→ Available records
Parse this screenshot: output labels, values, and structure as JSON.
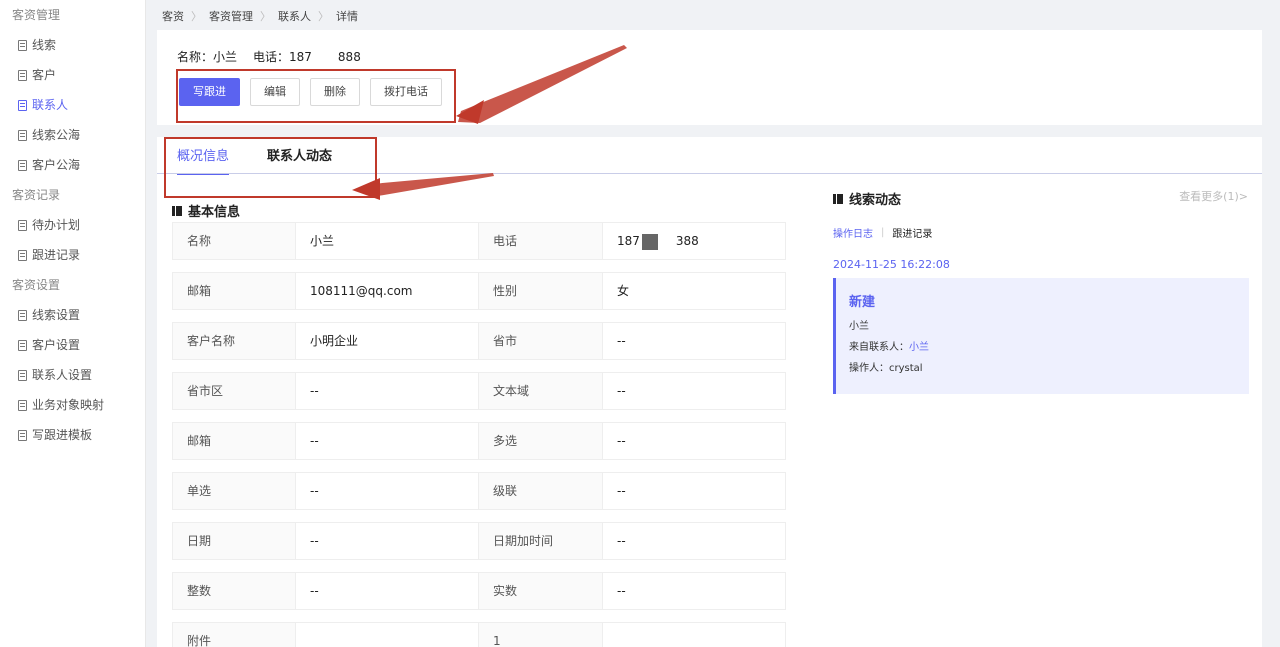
{
  "sidebar": {
    "groups": [
      {
        "label": "客资管理",
        "items": [
          "线索",
          "客户",
          "联系人",
          "线索公海",
          "客户公海"
        ]
      },
      {
        "label": "客资记录",
        "items": [
          "待办计划",
          "跟进记录"
        ]
      },
      {
        "label": "客资设置",
        "items": [
          "线索设置",
          "客户设置",
          "联系人设置",
          "业务对象映射",
          "写跟进模板"
        ]
      }
    ],
    "active": "联系人"
  },
  "breadcrumb": [
    "客资",
    "客资管理",
    "联系人",
    "详情"
  ],
  "header": {
    "name_label": "名称：小兰",
    "phone_label": "电话：187",
    "phone_tail": "888",
    "buttons": {
      "follow": "写跟进",
      "edit": "编辑",
      "delete": "删除",
      "call": "拨打电话"
    }
  },
  "tabs": [
    "概况信息",
    "联系人动态"
  ],
  "basic_info": {
    "title": "基本信息",
    "rows": [
      [
        "名称",
        "小兰",
        "电话",
        "187",
        "388"
      ],
      [
        "邮箱",
        "108111@qq.com",
        "性别",
        "女"
      ],
      [
        "客户名称",
        "小明企业",
        "省市",
        "--"
      ],
      [
        "省市区",
        "--",
        "文本域",
        "--"
      ],
      [
        "邮箱",
        "--",
        "多选",
        "--"
      ],
      [
        "单选",
        "--",
        "级联",
        "--"
      ],
      [
        "日期",
        "--",
        "日期加时间",
        "--"
      ],
      [
        "整数",
        "--",
        "实数",
        "--"
      ],
      [
        "附件",
        "",
        "1",
        ""
      ]
    ]
  },
  "dynamics": {
    "title": "线索动态",
    "more": "查看更多(1)>",
    "log_tabs": [
      "操作日志",
      "跟进记录"
    ],
    "time": "2024-11-25 16:22:08",
    "card": {
      "title": "新建",
      "line1": "小兰",
      "from_label": "来自联系人：",
      "from_value": "小兰",
      "operator": "操作人：crystal"
    }
  },
  "colors": {
    "accent": "#5b63f0",
    "annotation": "#c0392b"
  }
}
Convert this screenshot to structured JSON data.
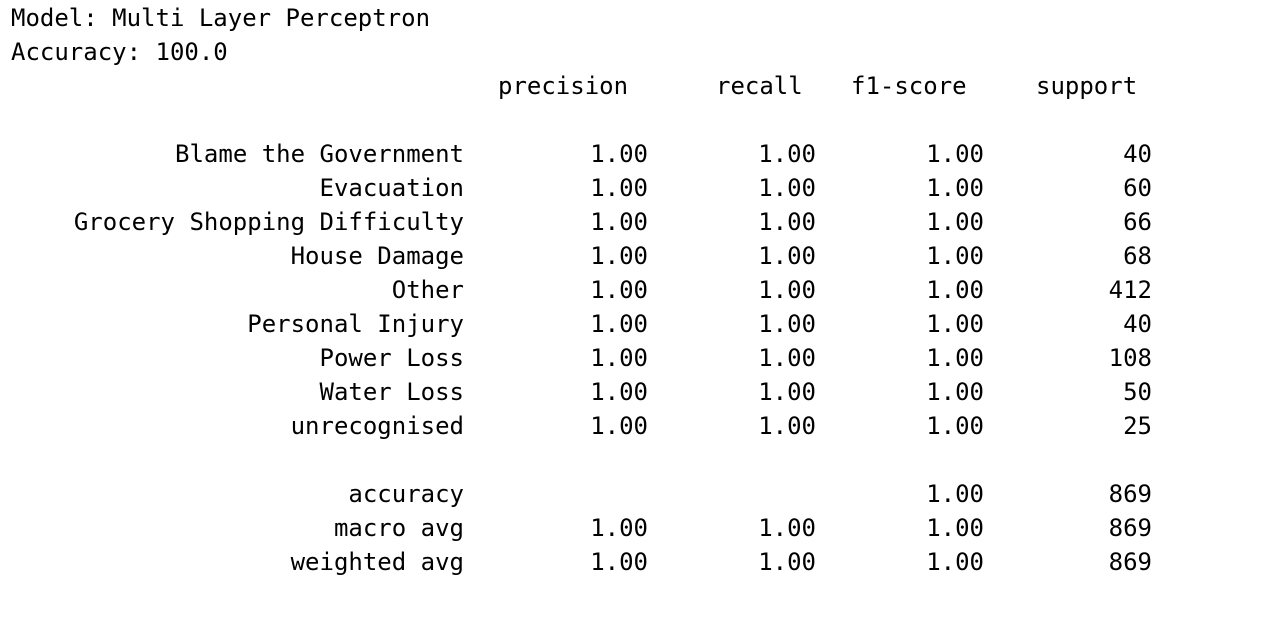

→ Set exercise
Copy the listing word for word, excluding its pictures.

→ The response
Parse this screenshot: output labels, values, and structure as JSON.
{
  "sidebar": {
    "groups": [
      {
        "label": "客资管理",
        "items": [
          "线索",
          "客户",
          "联系人",
          "线索公海",
          "客户公海"
        ]
      },
      {
        "label": "客资记录",
        "items": [
          "待办计划",
          "跟进记录"
        ]
      },
      {
        "label": "客资设置",
        "items": [
          "线索设置",
          "客户设置",
          "联系人设置",
          "业务对象映射",
          "写跟进模板"
        ]
      }
    ],
    "active": "联系人"
  },
  "breadcrumb": [
    "客资",
    "客资管理",
    "联系人",
    "详情"
  ],
  "header": {
    "name_label": "名称：小兰",
    "phone_label": "电话：187",
    "phone_tail": "888",
    "buttons": {
      "follow": "写跟进",
      "edit": "编辑",
      "delete": "删除",
      "call": "拨打电话"
    }
  },
  "tabs": [
    "概况信息",
    "联系人动态"
  ],
  "basic_info": {
    "title": "基本信息",
    "rows": [
      [
        "名称",
        "小兰",
        "电话",
        "187",
        "388"
      ],
      [
        "邮箱",
        "108111@qq.com",
        "性别",
        "女"
      ],
      [
        "客户名称",
        "小明企业",
        "省市",
        "--"
      ],
      [
        "省市区",
        "--",
        "文本域",
        "--"
      ],
      [
        "邮箱",
        "--",
        "多选",
        "--"
      ],
      [
        "单选",
        "--",
        "级联",
        "--"
      ],
      [
        "日期",
        "--",
        "日期加时间",
        "--"
      ],
      [
        "整数",
        "--",
        "实数",
        "--"
      ],
      [
        "附件",
        "",
        "1",
        ""
      ]
    ]
  },
  "dynamics": {
    "title": "线索动态",
    "more": "查看更多(1)>",
    "log_tabs": [
      "操作日志",
      "跟进记录"
    ],
    "time": "2024-11-25 16:22:08",
    "card": {
      "title": "新建",
      "line1": "小兰",
      "from_label": "来自联系人：",
      "from_value": "小兰",
      "operator": "操作人：crystal"
    }
  },
  "colors": {
    "accent": "#5b63f0",
    "annotation": "#c0392b"
  }
}
Convert this screenshot to structured JSON data.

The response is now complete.